• [REQUIREMENTS] Copy out every line of the data exactly.

(Saved data entries)
________________

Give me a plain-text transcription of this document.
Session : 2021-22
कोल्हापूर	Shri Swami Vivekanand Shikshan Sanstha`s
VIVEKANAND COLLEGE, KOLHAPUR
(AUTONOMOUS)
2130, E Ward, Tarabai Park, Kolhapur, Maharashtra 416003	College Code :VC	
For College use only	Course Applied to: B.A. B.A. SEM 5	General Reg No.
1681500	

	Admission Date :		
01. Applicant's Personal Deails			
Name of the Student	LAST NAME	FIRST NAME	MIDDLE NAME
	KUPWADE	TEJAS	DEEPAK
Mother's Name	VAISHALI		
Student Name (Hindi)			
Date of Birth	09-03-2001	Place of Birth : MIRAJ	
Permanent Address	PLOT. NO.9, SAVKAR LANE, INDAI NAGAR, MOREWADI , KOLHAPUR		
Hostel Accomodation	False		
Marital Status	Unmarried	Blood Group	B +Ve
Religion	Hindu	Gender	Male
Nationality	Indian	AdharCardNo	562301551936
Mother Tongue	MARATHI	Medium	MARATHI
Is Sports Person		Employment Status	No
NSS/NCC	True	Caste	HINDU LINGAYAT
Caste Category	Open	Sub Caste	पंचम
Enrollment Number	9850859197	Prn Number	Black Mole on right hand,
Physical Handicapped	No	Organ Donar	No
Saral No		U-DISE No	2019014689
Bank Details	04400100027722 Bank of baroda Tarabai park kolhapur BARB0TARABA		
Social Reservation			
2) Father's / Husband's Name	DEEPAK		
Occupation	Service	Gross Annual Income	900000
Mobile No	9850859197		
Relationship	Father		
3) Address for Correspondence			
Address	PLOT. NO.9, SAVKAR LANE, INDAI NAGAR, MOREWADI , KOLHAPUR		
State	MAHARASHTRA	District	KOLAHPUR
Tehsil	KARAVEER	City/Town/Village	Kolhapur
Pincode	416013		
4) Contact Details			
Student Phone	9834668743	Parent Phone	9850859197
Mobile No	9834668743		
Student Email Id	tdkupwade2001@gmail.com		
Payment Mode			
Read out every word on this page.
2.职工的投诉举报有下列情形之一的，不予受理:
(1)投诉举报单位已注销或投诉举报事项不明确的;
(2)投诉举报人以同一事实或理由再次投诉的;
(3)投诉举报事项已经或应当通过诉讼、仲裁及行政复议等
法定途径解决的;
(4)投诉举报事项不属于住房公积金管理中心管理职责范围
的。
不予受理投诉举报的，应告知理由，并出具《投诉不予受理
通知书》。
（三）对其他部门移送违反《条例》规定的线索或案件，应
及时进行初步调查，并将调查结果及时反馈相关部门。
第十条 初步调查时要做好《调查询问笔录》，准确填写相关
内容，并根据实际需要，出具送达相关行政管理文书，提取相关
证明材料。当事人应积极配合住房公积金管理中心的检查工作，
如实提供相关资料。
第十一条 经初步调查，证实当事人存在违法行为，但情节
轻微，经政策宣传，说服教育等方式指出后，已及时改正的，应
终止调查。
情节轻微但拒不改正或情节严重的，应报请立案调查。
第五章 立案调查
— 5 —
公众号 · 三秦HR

________________

• [TASK SOLUTION]
Give me a plain-text transcription of this document.
Session : 2021-22
कोल्हापूर	Shri Swami Vivekanand Shikshan Sanstha`s
VIVEKANAND COLLEGE, KOLHAPUR
(AUTONOMOUS)
2130, E Ward, Tarabai Park, Kolhapur, Maharashtra 416003	College Code :VC	
For College use only	Course Applied to: B.A. B.A. SEM 5	General Reg No.
1681500	

	Admission Date :		
01. Applicant's Personal Deails			
Name of the Student	LAST NAME	FIRST NAME	MIDDLE NAME
	KUPWADE	TEJAS	DEEPAK
Mother's Name	VAISHALI		
Student Name (Hindi)			
Date of Birth	09-03-2001	Place of Birth : MIRAJ	
Permanent Address	PLOT. NO.9, SAVKAR LANE, INDAI NAGAR, MOREWADI , KOLHAPUR		
Hostel Accomodation	False		
Marital Status	Unmarried	Blood Group	B +Ve
Religion	Hindu	Gender	Male
Nationality	Indian	AdharCardNo	562301551936
Mother Tongue	MARATHI	Medium	MARATHI
Is Sports Person		Employment Status	No
NSS/NCC	True	Caste	HINDU LINGAYAT
Caste Category	Open	Sub Caste	पंचम
Enrollment Number	9850859197	Prn Number	Black Mole on right hand,
Physical Handicapped	No	Organ Donar	No
Saral No		U-DISE No	2019014689
Bank Details	04400100027722 Bank of baroda Tarabai park kolhapur BARB0TARABA		
Social Reservation			
2) Father's / Husband's Name	DEEPAK		
Occupation	Service	Gross Annual Income	900000
Mobile No	9850859197		
Relationship	Father		
3) Address for Correspondence			
Address	PLOT. NO.9, SAVKAR LANE, INDAI NAGAR, MOREWADI , KOLHAPUR		
State	MAHARASHTRA	District	KOLAHPUR
Tehsil	KARAVEER	City/Town/Village	Kolhapur
Pincode	416013		
4) Contact Details			
Student Phone	9834668743	Parent Phone	9850859197
Mobile No	9834668743		
Student Email Id	tdkupwade2001@gmail.com		
Payment Mode			
Read out every word on this page.
2.职工的投诉举报有下列情形之一的，不予受理:
(1)投诉举报单位已注销或投诉举报事项不明确的;
(2)投诉举报人以同一事实或理由再次投诉的;
(3)投诉举报事项已经或应当通过诉讼、仲裁及行政复议等
法定途径解决的;
(4)投诉举报事项不属于住房公积金管理中心管理职责范围
的。
不予受理投诉举报的，应告知理由，并出具《投诉不予受理
通知书》。
（三）对其他部门移送违反《条例》规定的线索或案件，应
及时进行初步调查，并将调查结果及时反馈相关部门。
第十条 初步调查时要做好《调查询问笔录》，准确填写相关
内容，并根据实际需要，出具送达相关行政管理文书，提取相关
证明材料。当事人应积极配合住房公积金管理中心的检查工作，
如实提供相关资料。
第十一条 经初步调查，证实当事人存在违法行为，但情节
轻微，经政策宣传，说服教育等方式指出后，已及时改正的，应
终止调查。
情节轻微但拒不改正或情节严重的，应报请立案调查。
第五章 立案调查
— 5 —
公众号 · 三秦HR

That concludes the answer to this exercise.